Write out each line exactly as it stands, please.
◆ ◆ ◆
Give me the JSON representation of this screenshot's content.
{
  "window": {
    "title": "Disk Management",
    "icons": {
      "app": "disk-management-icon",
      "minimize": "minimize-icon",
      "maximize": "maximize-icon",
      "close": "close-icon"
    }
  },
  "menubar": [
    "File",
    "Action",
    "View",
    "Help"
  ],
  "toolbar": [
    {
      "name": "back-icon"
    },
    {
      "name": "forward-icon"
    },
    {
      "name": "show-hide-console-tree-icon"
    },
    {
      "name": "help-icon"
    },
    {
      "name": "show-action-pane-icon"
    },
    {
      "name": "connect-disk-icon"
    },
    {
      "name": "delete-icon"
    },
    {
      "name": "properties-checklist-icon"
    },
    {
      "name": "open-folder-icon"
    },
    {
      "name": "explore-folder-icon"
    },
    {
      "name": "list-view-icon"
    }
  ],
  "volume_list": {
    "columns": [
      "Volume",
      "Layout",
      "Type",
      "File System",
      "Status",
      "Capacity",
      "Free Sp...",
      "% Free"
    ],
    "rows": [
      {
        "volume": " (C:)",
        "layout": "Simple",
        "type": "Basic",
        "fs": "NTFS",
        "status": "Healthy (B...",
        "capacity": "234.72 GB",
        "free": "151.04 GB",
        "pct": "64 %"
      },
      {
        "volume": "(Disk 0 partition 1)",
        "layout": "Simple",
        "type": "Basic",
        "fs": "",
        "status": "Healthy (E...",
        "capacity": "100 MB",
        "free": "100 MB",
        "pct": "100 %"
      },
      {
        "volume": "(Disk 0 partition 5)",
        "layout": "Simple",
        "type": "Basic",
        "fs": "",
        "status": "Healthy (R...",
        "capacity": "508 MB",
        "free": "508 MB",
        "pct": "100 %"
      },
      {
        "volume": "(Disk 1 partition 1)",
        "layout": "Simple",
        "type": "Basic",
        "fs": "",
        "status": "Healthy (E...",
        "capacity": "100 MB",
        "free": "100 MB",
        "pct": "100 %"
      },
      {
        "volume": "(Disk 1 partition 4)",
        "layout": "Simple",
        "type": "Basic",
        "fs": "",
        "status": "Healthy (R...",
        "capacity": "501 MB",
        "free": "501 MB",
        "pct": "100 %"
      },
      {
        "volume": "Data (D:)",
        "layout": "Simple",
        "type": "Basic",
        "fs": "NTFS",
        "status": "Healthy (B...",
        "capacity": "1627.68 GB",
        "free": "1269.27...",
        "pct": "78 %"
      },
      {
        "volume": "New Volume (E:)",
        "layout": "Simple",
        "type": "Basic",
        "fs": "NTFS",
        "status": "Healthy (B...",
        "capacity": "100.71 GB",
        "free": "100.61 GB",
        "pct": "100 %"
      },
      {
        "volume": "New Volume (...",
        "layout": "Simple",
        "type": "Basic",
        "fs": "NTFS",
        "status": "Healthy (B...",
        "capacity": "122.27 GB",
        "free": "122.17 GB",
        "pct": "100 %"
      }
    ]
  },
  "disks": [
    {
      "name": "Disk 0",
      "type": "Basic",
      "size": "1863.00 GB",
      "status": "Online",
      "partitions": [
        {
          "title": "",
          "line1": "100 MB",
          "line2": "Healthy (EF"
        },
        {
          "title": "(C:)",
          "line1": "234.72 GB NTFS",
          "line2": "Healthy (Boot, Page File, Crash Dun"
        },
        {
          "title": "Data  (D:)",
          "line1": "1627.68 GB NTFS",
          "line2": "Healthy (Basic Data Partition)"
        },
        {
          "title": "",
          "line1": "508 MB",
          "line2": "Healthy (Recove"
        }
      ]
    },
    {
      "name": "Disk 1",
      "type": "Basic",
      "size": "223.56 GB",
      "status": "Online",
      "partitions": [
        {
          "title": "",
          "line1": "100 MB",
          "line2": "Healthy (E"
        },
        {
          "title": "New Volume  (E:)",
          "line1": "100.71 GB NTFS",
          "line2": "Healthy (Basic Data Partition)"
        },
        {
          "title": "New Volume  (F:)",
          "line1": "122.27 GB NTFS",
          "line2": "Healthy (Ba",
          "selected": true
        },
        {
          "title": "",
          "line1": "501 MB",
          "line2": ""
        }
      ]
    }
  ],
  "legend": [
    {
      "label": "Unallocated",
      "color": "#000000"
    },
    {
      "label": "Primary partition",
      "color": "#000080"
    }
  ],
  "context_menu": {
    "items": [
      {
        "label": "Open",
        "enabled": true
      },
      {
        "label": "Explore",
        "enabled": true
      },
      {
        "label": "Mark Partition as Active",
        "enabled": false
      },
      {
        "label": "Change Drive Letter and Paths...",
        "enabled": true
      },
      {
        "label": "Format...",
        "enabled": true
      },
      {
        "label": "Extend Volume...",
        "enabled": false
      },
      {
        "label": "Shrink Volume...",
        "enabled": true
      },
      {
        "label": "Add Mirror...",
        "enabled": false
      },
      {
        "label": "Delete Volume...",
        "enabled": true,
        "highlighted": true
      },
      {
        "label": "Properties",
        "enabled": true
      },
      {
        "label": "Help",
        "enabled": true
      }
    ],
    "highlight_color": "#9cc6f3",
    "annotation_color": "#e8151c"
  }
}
◆ ◆ ◆
Answer to the problem:
Give me the JSON representation of this screenshot's content.
{
  "window": {
    "title": "Disk Management",
    "icons": {
      "app": "disk-management-icon",
      "minimize": "minimize-icon",
      "maximize": "maximize-icon",
      "close": "close-icon"
    }
  },
  "menubar": [
    "File",
    "Action",
    "View",
    "Help"
  ],
  "toolbar": [
    {
      "name": "back-icon"
    },
    {
      "name": "forward-icon"
    },
    {
      "name": "show-hide-console-tree-icon"
    },
    {
      "name": "help-icon"
    },
    {
      "name": "show-action-pane-icon"
    },
    {
      "name": "connect-disk-icon"
    },
    {
      "name": "delete-icon"
    },
    {
      "name": "properties-checklist-icon"
    },
    {
      "name": "open-folder-icon"
    },
    {
      "name": "explore-folder-icon"
    },
    {
      "name": "list-view-icon"
    }
  ],
  "volume_list": {
    "columns": [
      "Volume",
      "Layout",
      "Type",
      "File System",
      "Status",
      "Capacity",
      "Free Sp...",
      "% Free"
    ],
    "rows": [
      {
        "volume": " (C:)",
        "layout": "Simple",
        "type": "Basic",
        "fs": "NTFS",
        "status": "Healthy (B...",
        "capacity": "234.72 GB",
        "free": "151.04 GB",
        "pct": "64 %"
      },
      {
        "volume": "(Disk 0 partition 1)",
        "layout": "Simple",
        "type": "Basic",
        "fs": "",
        "status": "Healthy (E...",
        "capacity": "100 MB",
        "free": "100 MB",
        "pct": "100 %"
      },
      {
        "volume": "(Disk 0 partition 5)",
        "layout": "Simple",
        "type": "Basic",
        "fs": "",
        "status": "Healthy (R...",
        "capacity": "508 MB",
        "free": "508 MB",
        "pct": "100 %"
      },
      {
        "volume": "(Disk 1 partition 1)",
        "layout": "Simple",
        "type": "Basic",
        "fs": "",
        "status": "Healthy (E...",
        "capacity": "100 MB",
        "free": "100 MB",
        "pct": "100 %"
      },
      {
        "volume": "(Disk 1 partition 4)",
        "layout": "Simple",
        "type": "Basic",
        "fs": "",
        "status": "Healthy (R...",
        "capacity": "501 MB",
        "free": "501 MB",
        "pct": "100 %"
      },
      {
        "volume": "Data (D:)",
        "layout": "Simple",
        "type": "Basic",
        "fs": "NTFS",
        "status": "Healthy (B...",
        "capacity": "1627.68 GB",
        "free": "1269.27...",
        "pct": "78 %"
      },
      {
        "volume": "New Volume (E:)",
        "layout": "Simple",
        "type": "Basic",
        "fs": "NTFS",
        "status": "Healthy (B...",
        "capacity": "100.71 GB",
        "free": "100.61 GB",
        "pct": "100 %"
      },
      {
        "volume": "New Volume (...",
        "layout": "Simple",
        "type": "Basic",
        "fs": "NTFS",
        "status": "Healthy (B...",
        "capacity": "122.27 GB",
        "free": "122.17 GB",
        "pct": "100 %"
      }
    ]
  },
  "disks": [
    {
      "name": "Disk 0",
      "type": "Basic",
      "size": "1863.00 GB",
      "status": "Online",
      "partitions": [
        {
          "title": "",
          "line1": "100 MB",
          "line2": "Healthy (EF"
        },
        {
          "title": "(C:)",
          "line1": "234.72 GB NTFS",
          "line2": "Healthy (Boot, Page File, Crash Dun"
        },
        {
          "title": "Data  (D:)",
          "line1": "1627.68 GB NTFS",
          "line2": "Healthy (Basic Data Partition)"
        },
        {
          "title": "",
          "line1": "508 MB",
          "line2": "Healthy (Recove"
        }
      ]
    },
    {
      "name": "Disk 1",
      "type": "Basic",
      "size": "223.56 GB",
      "status": "Online",
      "partitions": [
        {
          "title": "",
          "line1": "100 MB",
          "line2": "Healthy (E"
        },
        {
          "title": "New Volume  (E:)",
          "line1": "100.71 GB NTFS",
          "line2": "Healthy (Basic Data Partition)"
        },
        {
          "title": "New Volume  (F:)",
          "line1": "122.27 GB NTFS",
          "line2": "Healthy (Ba",
          "selected": true
        },
        {
          "title": "",
          "line1": "501 MB",
          "line2": ""
        }
      ]
    }
  ],
  "legend": [
    {
      "label": "Unallocated",
      "color": "#000000"
    },
    {
      "label": "Primary partition",
      "color": "#000080"
    }
  ],
  "context_menu": {
    "items": [
      {
        "label": "Open",
        "enabled": true
      },
      {
        "label": "Explore",
        "enabled": true
      },
      {
        "label": "Mark Partition as Active",
        "enabled": false
      },
      {
        "label": "Change Drive Letter and Paths...",
        "enabled": true
      },
      {
        "label": "Format...",
        "enabled": true
      },
      {
        "label": "Extend Volume...",
        "enabled": false
      },
      {
        "label": "Shrink Volume...",
        "enabled": true
      },
      {
        "label": "Add Mirror...",
        "enabled": false
      },
      {
        "label": "Delete Volume...",
        "enabled": true,
        "highlighted": true
      },
      {
        "label": "Properties",
        "enabled": true
      },
      {
        "label": "Help",
        "enabled": true
      }
    ],
    "highlight_color": "#9cc6f3",
    "annotation_color": "#e8151c"
  }
}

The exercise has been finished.